> _Consegna 1_
Ricopia senza modifiche le righe dell'elenco, dalla prima fino a quella che contiene "avatar[interactable] xyxy=(57,40,165,148)", entrambe incluse.

> _Brano citato_
____________________

Poi, pian piano sono via via apparse altre pratiche, delle quali le più giovani e inedite sicuramente sono quelle legate alle cosiddette nuove Tecnologie dell'Informazione e della Comunicazione, in sostanza alla diffusione dell'informatica e della strumentazione multimediale fra le tecnologie della formazione e dell'istruzione. Un altro allargamento delle abitudini didattiche - questo molto inusuale nella nostra tradizione, che, chi sa perché, ha sempre ritenuto la filosofia una materia orale - è rappresentato infine dal ricorso alla 'scrittura' filosofica, con modalità diversificate: una produzione scritta, che spazia dalla 'composizione di filosofia', simile alla dissertation della tradizione francese, al ricorso alla produzione ed elaborazione di mappe e schemi concettuali ecc.
Ebbene, questa ricca pluralità di pratiche nuove o rinnovate chiede di non essere gestita da parte dell'insegnante in modo occasionale, o disordinato. È necessario che si ripensi la pratica dell'insegnamento della filosofia nel suo complesso, per permettere che questa ricca pluralità di metodi, strumenti e attività non corra il rischio di disorientare e impoverire l'insegnamento filosofico, invece che rinsaldarlo e rinnovarlo in efficacia, efficienza e significatività. È precisamente questo il senso che attribuisco a una ricerca-sperimentazione sistematica sul laboratorio di filosofia.

____________________

> _Consegna 2_
Riporta alla lettera il brano sull'insegnamento della filosofia, da "Poi, pian piano" fino a "schemi concettuali ecc.", estremi compresi.

____________________

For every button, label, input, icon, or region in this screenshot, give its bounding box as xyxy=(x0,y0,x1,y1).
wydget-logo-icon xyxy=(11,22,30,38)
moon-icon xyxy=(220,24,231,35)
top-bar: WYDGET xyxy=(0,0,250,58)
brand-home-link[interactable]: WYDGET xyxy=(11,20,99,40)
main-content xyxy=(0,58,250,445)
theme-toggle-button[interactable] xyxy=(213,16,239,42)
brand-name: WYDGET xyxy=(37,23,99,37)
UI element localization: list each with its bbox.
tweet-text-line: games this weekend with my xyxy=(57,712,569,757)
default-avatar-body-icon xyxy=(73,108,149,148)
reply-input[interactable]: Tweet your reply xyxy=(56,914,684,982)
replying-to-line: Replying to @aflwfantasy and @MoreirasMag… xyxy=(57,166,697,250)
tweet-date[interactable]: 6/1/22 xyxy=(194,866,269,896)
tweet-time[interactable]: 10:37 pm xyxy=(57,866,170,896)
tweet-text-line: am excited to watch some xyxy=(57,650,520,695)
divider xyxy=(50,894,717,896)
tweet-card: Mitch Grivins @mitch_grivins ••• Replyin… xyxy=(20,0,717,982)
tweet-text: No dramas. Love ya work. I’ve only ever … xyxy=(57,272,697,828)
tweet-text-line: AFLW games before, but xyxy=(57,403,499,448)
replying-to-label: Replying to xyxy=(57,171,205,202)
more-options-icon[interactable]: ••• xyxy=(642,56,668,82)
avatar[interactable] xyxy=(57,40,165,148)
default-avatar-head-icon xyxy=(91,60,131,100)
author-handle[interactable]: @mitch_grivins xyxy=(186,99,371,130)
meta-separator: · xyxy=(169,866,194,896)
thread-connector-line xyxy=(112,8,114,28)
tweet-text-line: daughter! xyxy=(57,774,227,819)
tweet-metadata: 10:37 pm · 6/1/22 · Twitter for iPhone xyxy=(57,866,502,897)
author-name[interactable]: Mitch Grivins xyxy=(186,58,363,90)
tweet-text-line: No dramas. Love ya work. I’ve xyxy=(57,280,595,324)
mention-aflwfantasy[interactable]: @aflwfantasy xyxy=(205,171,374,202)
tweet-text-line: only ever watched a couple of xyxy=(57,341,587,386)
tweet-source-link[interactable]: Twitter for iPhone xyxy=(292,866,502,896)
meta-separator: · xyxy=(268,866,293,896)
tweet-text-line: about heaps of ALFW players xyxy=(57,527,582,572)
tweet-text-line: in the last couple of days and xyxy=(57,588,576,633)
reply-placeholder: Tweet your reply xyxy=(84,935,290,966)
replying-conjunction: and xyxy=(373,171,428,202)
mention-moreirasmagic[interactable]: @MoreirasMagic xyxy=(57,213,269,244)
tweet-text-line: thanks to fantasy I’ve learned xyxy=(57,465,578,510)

____________________

> _Soluzione 1_
For every button, label, input, icon, or region in this screenshot, give its bounding box as xyxy=(x0,y0,x1,y1).
wydget-logo-icon xyxy=(11,22,30,38)
moon-icon xyxy=(220,24,231,35)
top-bar: WYDGET xyxy=(0,0,250,58)
brand-home-link[interactable]: WYDGET xyxy=(11,20,99,40)
main-content xyxy=(0,58,250,445)
theme-toggle-button[interactable] xyxy=(213,16,239,42)
brand-name: WYDGET xyxy=(37,23,99,37)
UI element localization: list each with its bbox.
tweet-text-line: games this weekend with my xyxy=(57,712,569,757)
default-avatar-body-icon xyxy=(73,108,149,148)
reply-input[interactable]: Tweet your reply xyxy=(56,914,684,982)
replying-to-line: Replying to @aflwfantasy and @MoreirasMag… xyxy=(57,166,697,250)
tweet-date[interactable]: 6/1/22 xyxy=(194,866,269,896)
tweet-time[interactable]: 10:37 pm xyxy=(57,866,170,896)
tweet-text-line: am excited to watch some xyxy=(57,650,520,695)
divider xyxy=(50,894,717,896)
tweet-card: Mitch Grivins @mitch_grivins ••• Replyin… xyxy=(20,0,717,982)
tweet-text: No dramas. Love ya work. I’ve only ever … xyxy=(57,272,697,828)
tweet-text-line: AFLW games before, but xyxy=(57,403,499,448)
replying-to-label: Replying to xyxy=(57,171,205,202)
more-options-icon[interactable]: ••• xyxy=(642,56,668,82)
avatar[interactable] xyxy=(57,40,165,148)

> _Soluzione 2_
Poi, pian piano sono via via apparse altre pratiche, delle quali le più giovani e inedite sicuramente sono quelle legate alle cosiddette nuove Tecnologie dell'Informazione e della Comunicazione, in sostanza alla diffusione dell'informatica e della strumentazione multimediale fra le tecnologie della formazione e dell'istruzione. Un altro allargamento delle abitudini didattiche - questo molto inusuale nella nostra tradizione, che, chi sa perché, ha sempre ritenuto la filosofia una materia orale - è rappresentato infine dal ricorso alla 'scrittura' filosofica, con modalità diversificate: una produzione scritta, che spazia dalla 'composizione di filosofia', simile alla dissertation della tradizione francese, al ricorso alla produzione ed elaborazione di mappe e schemi concettuali ecc.